_THE TASK_: Extract every line where the string "миля" appears.

_DATA_:
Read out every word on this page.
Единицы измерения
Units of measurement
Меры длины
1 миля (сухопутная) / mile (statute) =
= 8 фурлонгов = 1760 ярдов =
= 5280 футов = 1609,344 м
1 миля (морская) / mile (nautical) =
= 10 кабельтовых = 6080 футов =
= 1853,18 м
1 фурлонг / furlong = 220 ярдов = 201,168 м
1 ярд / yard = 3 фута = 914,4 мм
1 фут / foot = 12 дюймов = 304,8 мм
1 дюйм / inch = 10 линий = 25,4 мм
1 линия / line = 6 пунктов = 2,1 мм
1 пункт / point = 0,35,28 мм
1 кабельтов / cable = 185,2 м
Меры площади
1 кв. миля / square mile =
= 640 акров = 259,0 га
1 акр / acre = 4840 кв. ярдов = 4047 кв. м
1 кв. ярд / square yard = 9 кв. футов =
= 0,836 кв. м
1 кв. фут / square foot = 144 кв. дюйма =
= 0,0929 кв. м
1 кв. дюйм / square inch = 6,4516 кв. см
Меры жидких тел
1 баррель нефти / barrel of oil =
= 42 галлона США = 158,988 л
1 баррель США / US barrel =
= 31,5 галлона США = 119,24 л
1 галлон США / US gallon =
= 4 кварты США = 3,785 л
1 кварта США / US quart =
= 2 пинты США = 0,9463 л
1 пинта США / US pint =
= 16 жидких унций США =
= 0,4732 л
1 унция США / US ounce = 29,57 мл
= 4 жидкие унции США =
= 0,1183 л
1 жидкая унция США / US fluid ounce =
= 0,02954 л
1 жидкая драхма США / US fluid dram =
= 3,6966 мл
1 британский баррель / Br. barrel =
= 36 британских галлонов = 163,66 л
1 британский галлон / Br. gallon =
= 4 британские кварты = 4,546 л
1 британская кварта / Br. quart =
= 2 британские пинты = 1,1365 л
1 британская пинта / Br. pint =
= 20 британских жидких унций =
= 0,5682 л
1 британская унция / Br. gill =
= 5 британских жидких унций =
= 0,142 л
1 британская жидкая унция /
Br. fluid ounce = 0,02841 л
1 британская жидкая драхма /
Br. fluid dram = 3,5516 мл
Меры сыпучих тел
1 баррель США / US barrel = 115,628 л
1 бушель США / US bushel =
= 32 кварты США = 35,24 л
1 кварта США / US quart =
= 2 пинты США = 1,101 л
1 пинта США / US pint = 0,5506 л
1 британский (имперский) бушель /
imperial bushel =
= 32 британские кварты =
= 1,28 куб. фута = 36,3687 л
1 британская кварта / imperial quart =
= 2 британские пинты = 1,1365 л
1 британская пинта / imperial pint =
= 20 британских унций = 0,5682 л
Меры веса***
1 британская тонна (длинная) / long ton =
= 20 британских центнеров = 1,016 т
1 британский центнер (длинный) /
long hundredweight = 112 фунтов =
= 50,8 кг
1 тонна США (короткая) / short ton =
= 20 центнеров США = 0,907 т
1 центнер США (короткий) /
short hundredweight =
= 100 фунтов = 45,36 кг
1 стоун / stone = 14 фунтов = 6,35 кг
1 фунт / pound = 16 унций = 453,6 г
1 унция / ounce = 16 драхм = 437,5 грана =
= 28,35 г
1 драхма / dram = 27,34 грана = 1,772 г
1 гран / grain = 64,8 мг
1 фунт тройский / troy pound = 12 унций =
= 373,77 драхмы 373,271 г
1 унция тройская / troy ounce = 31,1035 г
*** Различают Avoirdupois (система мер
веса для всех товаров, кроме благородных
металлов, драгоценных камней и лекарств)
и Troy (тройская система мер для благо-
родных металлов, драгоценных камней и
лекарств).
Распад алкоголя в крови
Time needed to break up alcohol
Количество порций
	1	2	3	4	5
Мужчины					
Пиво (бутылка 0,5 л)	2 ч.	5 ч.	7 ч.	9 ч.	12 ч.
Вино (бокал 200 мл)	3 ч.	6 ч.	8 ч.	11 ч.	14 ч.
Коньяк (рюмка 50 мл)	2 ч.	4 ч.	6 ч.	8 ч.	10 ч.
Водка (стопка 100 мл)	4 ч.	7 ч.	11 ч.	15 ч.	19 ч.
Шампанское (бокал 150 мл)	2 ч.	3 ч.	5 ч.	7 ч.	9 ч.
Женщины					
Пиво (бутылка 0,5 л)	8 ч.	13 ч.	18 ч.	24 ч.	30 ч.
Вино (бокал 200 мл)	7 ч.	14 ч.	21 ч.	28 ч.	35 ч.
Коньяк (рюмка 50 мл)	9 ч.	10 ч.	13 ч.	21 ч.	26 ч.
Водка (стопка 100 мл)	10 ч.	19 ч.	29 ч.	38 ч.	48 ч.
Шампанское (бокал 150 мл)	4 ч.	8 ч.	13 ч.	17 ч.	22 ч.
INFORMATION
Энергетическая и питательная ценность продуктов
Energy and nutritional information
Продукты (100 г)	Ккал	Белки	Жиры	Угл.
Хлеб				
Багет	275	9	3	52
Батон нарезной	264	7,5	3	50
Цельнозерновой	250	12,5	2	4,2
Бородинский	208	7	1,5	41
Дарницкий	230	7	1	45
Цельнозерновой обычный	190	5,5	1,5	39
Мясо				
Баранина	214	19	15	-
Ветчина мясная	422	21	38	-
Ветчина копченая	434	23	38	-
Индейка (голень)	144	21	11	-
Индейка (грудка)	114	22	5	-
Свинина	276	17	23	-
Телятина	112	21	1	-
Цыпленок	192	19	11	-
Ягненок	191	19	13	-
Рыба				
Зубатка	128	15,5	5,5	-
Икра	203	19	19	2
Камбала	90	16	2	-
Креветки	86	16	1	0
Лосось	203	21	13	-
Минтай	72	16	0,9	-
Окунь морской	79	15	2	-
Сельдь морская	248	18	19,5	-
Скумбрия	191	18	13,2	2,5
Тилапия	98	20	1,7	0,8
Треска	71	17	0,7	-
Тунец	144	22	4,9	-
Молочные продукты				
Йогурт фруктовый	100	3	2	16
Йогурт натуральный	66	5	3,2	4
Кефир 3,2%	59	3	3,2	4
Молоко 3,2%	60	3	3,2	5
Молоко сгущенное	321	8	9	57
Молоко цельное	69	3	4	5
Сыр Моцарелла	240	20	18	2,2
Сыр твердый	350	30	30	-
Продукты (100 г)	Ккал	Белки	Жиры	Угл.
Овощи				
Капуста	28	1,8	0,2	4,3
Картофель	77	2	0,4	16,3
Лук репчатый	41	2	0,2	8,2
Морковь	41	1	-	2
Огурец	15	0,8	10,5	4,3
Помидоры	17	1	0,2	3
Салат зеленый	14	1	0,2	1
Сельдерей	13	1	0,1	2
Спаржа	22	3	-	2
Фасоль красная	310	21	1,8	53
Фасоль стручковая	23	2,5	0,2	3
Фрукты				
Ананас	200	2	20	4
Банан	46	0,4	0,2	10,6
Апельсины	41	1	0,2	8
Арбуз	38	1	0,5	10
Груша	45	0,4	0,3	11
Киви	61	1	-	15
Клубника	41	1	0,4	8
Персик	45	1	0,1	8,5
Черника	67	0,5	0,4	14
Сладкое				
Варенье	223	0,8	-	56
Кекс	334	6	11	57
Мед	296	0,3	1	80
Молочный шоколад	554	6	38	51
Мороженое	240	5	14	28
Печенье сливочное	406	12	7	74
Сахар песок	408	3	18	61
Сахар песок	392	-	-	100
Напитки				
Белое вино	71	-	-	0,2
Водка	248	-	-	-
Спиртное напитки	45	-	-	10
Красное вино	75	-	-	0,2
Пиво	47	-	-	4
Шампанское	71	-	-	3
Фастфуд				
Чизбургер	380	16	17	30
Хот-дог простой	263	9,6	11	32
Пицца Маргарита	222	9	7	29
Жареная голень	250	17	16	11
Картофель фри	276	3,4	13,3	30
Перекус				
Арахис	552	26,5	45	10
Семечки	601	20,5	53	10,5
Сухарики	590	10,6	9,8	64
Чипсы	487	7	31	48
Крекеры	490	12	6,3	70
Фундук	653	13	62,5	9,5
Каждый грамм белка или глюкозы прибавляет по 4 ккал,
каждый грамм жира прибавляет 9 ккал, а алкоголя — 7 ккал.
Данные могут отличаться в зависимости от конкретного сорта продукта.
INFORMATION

_FINISHED TASK_:
1 миля (сухопутная) / mile (statute) =
1 миля (морская) / mile (nautical) =
1 кв. миля / square mile =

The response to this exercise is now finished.